** Exercise directions **
Can you repeat the lines from the start through the line containing "- loss-swatch-label: 1/10: [162, 459, 189, 472]", substituting "x-axis-tick" for "x-tick-label" and changing nothing else?
[Begin Records for this task]
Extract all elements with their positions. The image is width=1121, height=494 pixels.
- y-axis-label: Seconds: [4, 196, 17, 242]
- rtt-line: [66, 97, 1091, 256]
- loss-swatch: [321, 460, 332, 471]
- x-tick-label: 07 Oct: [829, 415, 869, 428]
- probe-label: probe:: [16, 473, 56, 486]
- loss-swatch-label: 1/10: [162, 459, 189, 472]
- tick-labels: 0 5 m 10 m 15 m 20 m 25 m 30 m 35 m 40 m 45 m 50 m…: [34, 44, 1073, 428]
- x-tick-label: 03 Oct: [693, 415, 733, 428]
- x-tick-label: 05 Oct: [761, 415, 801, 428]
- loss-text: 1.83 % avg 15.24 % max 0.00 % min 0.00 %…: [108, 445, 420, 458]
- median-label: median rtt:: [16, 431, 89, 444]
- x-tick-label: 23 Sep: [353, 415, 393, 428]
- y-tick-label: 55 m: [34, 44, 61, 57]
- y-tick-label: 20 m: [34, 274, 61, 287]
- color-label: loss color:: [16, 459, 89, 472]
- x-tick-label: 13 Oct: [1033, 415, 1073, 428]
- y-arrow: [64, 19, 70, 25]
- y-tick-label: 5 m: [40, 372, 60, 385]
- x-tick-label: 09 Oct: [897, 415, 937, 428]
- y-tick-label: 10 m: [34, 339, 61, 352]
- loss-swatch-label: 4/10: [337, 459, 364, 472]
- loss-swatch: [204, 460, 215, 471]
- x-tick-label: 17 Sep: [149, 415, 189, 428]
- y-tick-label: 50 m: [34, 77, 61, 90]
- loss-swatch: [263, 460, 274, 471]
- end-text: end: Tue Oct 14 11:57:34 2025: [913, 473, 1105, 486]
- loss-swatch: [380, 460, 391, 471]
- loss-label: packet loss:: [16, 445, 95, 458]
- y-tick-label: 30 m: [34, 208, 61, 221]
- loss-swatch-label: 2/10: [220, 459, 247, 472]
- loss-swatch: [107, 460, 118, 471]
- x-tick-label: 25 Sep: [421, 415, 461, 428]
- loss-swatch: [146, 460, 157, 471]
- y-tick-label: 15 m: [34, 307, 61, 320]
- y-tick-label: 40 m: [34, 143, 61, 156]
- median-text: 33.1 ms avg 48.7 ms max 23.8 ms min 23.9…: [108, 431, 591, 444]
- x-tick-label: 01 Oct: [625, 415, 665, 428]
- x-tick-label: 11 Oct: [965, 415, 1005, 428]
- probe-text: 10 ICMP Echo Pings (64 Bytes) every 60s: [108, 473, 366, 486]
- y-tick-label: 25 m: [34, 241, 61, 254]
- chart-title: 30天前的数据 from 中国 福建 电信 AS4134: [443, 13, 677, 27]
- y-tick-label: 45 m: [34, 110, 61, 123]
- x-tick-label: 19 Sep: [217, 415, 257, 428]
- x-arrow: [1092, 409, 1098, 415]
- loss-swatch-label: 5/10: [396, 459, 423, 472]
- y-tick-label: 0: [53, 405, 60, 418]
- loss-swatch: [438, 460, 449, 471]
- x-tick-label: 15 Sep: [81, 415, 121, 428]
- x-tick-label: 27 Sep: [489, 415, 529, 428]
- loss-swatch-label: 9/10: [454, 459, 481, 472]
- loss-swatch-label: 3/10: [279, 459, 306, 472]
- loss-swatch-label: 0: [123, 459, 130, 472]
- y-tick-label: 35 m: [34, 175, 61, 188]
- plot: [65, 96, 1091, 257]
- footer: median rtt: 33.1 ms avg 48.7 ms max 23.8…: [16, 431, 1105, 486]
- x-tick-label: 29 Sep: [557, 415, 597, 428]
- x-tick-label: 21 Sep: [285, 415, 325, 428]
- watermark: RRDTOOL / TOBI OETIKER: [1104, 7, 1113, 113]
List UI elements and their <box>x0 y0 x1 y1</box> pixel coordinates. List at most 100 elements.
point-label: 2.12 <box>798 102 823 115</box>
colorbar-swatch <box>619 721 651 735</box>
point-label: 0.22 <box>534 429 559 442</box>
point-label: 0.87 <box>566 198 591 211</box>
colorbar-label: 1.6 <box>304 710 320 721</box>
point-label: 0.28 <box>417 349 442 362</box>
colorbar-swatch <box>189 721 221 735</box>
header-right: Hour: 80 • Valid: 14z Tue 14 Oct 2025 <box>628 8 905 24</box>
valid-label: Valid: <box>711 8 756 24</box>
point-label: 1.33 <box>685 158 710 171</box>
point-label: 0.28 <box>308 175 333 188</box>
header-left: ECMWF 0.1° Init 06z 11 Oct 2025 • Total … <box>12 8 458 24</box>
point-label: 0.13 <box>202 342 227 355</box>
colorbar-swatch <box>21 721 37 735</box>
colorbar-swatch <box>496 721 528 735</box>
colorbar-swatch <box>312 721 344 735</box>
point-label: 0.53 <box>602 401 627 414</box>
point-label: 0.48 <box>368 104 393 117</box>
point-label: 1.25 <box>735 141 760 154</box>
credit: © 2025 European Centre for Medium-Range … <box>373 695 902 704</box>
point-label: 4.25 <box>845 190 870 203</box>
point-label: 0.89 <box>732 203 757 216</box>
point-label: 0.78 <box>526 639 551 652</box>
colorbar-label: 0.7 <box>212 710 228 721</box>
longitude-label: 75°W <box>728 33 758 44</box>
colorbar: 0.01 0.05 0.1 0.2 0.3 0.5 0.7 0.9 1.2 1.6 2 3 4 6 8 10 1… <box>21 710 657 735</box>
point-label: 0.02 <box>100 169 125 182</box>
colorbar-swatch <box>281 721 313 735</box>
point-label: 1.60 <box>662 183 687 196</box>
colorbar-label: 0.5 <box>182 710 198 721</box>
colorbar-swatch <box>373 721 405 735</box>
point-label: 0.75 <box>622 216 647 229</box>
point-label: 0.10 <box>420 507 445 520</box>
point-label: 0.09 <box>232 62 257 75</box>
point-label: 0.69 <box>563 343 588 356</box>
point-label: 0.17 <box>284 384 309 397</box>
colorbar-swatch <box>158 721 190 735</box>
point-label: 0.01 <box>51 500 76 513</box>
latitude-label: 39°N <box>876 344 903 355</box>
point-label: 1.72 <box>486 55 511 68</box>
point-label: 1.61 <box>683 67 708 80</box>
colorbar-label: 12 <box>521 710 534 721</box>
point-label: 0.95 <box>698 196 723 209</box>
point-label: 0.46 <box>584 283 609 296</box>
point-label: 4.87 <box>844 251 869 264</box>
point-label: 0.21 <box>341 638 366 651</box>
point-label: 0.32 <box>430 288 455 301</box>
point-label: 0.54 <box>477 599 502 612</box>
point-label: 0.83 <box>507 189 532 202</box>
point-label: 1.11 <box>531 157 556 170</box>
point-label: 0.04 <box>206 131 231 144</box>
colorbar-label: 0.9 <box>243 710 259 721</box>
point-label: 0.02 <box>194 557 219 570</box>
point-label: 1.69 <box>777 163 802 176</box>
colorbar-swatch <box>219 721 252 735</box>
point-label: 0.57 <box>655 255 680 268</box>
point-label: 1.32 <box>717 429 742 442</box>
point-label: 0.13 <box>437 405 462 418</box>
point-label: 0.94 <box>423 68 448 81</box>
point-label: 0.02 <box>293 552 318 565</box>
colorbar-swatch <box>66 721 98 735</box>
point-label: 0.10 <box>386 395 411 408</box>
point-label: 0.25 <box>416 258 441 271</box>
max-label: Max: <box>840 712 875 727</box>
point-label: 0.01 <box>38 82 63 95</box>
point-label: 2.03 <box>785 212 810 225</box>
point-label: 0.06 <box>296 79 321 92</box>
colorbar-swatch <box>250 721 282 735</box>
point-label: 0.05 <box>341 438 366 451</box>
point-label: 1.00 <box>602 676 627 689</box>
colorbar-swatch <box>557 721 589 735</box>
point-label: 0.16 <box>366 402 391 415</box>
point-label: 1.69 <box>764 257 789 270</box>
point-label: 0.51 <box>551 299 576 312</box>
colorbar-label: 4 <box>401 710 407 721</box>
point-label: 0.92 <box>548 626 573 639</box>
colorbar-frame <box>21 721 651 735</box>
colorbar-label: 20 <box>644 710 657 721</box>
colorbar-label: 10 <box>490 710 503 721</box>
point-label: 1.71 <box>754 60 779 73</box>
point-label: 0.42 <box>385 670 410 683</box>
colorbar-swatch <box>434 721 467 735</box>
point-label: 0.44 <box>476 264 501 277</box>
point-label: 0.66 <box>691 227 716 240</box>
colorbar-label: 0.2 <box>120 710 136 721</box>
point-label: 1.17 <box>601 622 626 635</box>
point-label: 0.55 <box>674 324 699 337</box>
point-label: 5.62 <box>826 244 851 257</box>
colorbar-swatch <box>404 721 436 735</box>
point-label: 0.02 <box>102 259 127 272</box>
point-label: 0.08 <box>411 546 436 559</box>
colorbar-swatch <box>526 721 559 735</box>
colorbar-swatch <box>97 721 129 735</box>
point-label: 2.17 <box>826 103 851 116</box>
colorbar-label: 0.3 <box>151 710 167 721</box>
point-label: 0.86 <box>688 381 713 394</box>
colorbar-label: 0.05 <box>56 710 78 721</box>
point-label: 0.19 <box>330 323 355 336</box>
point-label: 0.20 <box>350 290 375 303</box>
[End Records for this task]
** Exercise result **
Extract all elements with their positions. The image is width=1121, height=494 pixels.
- y-axis-label: Seconds: [4, 196, 17, 242]
- rtt-line: [66, 97, 1091, 256]
- loss-swatch: [321, 460, 332, 471]
- x-axis-tick: 07 Oct: [829, 415, 869, 428]
- probe-label: probe:: [16, 473, 56, 486]
- loss-swatch-label: 1/10: [162, 459, 189, 472]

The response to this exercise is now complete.